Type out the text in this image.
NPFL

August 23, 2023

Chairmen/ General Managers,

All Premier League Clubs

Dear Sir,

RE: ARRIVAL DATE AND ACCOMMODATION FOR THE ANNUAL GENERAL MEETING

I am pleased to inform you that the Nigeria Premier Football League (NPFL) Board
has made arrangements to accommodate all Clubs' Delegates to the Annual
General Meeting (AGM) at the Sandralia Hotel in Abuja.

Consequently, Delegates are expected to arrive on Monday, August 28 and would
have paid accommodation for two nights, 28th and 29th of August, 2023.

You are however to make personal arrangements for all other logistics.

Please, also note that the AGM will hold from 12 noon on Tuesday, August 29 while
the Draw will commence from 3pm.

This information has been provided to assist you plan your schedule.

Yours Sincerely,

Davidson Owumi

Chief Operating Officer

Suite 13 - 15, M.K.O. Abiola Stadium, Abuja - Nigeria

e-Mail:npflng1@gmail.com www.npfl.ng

> _Work to complete_:
Extract the whole listing, character for character.

> _Result of this exercise_:
Type out the text in this image.
NPFL

August 23, 2023

Chairmen/ General Managers,

All Premier League Clubs

Dear Sir,

RE: ARRIVAL DATE AND ACCOMMODATION FOR THE ANNUAL GENERAL MEETING

I am pleased to inform you that the Nigeria Premier Football League (NPFL) Board
has made arrangements to accommodate all Clubs' Delegates to the Annual
General Meeting (AGM) at the Sandralia Hotel in Abuja.

Consequently, Delegates are expected to arrive on Monday, August 28 and would
have paid accommodation for two nights, 28th and 29th of August, 2023.

You are however to make personal arrangements for all other logistics.

Please, also note that the AGM will hold from 12 noon on Tuesday, August 29 while
the Draw will commence from 3pm.

This information has been provided to assist you plan your schedule.

Yours Sincerely,

Davidson Owumi

Chief Operating Officer

Suite 13 - 15, M.K.O. Abiola Stadium, Abuja - Nigeria

e-Mail:npflng1@gmail.com www.npfl.ng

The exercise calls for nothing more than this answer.